START Excerpt provided

The rate aggregation function in APL (Axiom Processing Language) helps you calculate the rate of change over a specific time interval. This is especially useful for scenarios where you need to monitor how frequently an event occurs or how a value changes over time. For example, you can use the rate function to track request rates in web logs or changes in metrics like CPU usage or memory consumption.

The rate function is useful for analyzing trends in time series data and identifying unusual spikes or drops in activity. It can help you understand patterns in logs, metrics, and traces over specific intervals, such as per minute, per second, or per hour.

For users of other query languages

If you come from other query languages, this section explains how to adjust your existing queries to achieve the same results in APL.

Usage

Syntax

rate(field)

Parameters

  • field: The numeric field for which you want to calculate the rate.

Returns

Returns the rate of change or occurrence of the specified field over the time interval specified in the query.

END Excerpt provided
START Data shown

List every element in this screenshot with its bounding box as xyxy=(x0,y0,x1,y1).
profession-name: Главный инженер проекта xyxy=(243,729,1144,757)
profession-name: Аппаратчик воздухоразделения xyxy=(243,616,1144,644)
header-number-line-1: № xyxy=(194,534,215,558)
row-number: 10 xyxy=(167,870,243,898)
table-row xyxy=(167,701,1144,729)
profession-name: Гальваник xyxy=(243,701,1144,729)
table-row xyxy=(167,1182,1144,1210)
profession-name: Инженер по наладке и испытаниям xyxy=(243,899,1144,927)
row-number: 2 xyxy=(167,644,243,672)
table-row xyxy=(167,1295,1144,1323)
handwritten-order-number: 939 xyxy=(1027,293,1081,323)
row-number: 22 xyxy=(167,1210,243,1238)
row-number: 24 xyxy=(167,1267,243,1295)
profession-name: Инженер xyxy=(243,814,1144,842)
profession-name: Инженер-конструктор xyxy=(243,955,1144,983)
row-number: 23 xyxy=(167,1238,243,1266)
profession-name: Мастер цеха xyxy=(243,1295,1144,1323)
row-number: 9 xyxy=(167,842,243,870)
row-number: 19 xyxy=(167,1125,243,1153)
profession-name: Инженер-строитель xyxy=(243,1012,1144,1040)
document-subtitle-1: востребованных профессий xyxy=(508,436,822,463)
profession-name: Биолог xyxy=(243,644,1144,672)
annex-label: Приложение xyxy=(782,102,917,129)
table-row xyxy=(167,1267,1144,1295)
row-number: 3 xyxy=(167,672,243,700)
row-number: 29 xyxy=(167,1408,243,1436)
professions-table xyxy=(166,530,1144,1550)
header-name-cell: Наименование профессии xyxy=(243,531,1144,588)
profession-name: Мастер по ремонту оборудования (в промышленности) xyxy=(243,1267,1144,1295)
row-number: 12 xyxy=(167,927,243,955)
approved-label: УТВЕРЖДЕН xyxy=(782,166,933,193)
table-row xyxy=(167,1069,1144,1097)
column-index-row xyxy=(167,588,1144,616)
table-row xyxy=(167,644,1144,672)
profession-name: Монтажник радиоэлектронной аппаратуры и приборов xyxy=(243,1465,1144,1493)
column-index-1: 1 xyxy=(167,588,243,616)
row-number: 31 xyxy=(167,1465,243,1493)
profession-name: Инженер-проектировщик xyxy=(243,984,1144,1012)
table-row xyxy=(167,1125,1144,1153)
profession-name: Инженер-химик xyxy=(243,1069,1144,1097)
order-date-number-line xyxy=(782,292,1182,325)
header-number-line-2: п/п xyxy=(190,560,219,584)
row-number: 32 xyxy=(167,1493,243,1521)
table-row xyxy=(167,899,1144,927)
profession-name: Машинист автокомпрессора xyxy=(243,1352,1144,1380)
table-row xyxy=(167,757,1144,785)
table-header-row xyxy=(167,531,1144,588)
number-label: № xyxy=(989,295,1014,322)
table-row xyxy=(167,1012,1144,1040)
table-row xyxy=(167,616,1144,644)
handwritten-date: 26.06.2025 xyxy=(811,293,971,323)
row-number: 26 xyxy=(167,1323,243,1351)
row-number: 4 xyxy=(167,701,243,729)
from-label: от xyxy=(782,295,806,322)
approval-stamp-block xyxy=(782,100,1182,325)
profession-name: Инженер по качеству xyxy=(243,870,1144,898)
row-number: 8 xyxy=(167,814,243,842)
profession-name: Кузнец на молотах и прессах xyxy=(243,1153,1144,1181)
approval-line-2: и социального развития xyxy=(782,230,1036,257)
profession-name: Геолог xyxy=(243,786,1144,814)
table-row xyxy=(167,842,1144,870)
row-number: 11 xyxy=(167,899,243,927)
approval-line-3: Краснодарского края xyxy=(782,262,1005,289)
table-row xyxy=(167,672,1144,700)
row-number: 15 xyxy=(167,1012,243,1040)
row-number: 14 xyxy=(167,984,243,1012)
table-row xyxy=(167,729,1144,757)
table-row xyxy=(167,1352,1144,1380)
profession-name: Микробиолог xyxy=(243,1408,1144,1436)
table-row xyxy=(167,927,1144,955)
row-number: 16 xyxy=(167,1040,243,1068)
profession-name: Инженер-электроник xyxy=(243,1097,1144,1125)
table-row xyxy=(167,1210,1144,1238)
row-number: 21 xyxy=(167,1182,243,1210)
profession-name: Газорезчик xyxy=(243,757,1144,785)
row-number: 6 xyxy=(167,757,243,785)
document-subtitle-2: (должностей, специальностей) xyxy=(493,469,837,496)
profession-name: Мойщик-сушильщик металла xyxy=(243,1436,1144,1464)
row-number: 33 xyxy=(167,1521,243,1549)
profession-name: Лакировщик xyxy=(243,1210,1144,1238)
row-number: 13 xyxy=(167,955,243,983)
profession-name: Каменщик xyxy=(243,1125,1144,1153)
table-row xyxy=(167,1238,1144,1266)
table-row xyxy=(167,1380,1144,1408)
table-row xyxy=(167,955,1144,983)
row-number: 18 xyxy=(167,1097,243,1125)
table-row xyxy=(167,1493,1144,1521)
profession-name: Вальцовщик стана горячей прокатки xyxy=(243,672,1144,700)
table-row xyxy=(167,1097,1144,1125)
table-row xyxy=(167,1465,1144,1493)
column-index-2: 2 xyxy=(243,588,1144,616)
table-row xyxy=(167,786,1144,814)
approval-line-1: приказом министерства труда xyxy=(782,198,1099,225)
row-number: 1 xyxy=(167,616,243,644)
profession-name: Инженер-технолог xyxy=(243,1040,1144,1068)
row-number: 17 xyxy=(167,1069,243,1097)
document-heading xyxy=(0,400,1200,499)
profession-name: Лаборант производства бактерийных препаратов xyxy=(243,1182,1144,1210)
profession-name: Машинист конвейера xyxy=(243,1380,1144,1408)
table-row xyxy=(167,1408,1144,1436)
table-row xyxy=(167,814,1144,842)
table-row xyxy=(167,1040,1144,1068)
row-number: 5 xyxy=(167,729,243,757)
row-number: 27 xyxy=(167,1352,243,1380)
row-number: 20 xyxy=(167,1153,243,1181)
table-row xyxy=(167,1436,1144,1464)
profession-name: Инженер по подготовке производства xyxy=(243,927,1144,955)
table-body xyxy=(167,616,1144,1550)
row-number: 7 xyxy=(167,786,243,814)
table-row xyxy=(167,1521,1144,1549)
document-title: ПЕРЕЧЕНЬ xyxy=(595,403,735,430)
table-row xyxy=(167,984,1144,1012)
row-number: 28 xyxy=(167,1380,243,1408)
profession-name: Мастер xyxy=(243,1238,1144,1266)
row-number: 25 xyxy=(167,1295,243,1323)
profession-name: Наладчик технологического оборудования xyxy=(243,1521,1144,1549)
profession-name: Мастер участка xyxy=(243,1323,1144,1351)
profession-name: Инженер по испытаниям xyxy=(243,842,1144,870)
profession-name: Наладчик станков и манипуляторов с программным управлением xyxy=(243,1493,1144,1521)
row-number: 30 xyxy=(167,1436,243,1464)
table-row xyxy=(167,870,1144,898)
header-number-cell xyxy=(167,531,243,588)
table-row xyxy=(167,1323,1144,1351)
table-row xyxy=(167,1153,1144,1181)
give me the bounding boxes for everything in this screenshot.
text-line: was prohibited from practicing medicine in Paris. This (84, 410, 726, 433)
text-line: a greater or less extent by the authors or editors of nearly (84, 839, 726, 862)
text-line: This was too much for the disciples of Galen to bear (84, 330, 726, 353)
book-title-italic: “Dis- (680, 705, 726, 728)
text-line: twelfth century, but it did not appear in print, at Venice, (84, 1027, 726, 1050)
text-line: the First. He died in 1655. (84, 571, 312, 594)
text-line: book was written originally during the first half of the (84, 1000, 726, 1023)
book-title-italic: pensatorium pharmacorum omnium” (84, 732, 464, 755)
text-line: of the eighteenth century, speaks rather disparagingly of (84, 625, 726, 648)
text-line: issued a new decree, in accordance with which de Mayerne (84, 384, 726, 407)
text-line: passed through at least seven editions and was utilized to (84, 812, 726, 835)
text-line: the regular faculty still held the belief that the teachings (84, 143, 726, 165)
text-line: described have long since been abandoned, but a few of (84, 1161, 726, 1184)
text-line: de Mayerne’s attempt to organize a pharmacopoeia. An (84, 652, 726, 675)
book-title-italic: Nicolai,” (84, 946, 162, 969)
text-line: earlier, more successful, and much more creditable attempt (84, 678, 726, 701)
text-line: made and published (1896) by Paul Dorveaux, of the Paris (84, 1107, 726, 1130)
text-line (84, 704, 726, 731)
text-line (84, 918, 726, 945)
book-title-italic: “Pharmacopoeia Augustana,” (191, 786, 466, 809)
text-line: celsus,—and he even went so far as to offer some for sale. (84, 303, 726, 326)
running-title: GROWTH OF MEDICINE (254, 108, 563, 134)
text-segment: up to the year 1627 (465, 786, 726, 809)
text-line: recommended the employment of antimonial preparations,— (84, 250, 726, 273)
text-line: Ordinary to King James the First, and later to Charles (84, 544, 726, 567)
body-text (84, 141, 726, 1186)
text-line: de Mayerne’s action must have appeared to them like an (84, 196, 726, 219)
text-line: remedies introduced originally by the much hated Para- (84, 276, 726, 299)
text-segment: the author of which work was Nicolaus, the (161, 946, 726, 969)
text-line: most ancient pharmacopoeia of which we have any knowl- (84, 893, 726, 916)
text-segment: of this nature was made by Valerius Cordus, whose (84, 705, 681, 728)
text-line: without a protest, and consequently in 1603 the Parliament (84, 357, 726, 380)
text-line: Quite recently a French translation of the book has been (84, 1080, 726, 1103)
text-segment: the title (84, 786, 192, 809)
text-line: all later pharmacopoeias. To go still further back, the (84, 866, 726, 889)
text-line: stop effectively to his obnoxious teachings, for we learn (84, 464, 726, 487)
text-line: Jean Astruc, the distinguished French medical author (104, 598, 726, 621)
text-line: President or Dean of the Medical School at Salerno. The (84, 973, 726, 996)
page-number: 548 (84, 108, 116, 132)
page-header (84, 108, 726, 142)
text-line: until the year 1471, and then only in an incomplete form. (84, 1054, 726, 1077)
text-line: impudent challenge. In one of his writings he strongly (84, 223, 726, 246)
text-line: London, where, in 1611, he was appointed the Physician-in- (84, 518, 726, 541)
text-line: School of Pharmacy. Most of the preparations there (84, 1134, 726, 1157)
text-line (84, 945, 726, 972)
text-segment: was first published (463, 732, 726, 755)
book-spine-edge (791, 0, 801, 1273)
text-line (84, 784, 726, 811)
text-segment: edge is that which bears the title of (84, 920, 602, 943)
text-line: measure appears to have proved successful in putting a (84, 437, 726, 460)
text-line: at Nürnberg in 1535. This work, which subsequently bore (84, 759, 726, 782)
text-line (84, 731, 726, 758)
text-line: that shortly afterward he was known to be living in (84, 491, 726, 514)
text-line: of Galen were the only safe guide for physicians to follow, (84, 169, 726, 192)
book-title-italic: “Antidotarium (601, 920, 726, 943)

END Data shown

What you will do:
(A) Write out the part of the text on the APL rate function starting at "The rate aggregation" and ending at "rate(field)".
(B) Render this sentence from the text on the APL rate function in Spanish: "The rate function is useful for analyzing trends in time series data and identifying unusual spikes or drops in activity."

Exercise answers:
(A)
The rate aggregation function in APL (Axiom Processing Language) helps you calculate the rate of change over a specific time interval. This is especially useful for scenarios where you need to monitor how frequently an event occurs or how a value changes over time. For example, you can use the rate function to track request rates in web logs or changes in metrics like CPU usage or memory consumption.

The rate function is useful for analyzing trends in time series data and identifying unusual spikes or drops in activity. It can help you understand patterns in logs, metrics, and traces over specific intervals, such as per minute, per second, or per hour.

For users of other query languages

If you come from other query languages, this section explains how to adjust your existing queries to achieve the same results in APL.

Usage

Syntax

rate(field)

(B) La función rate es útil para analizar tendencias en datos de series temporales e identificar picos o caídas inusuales en la actividad.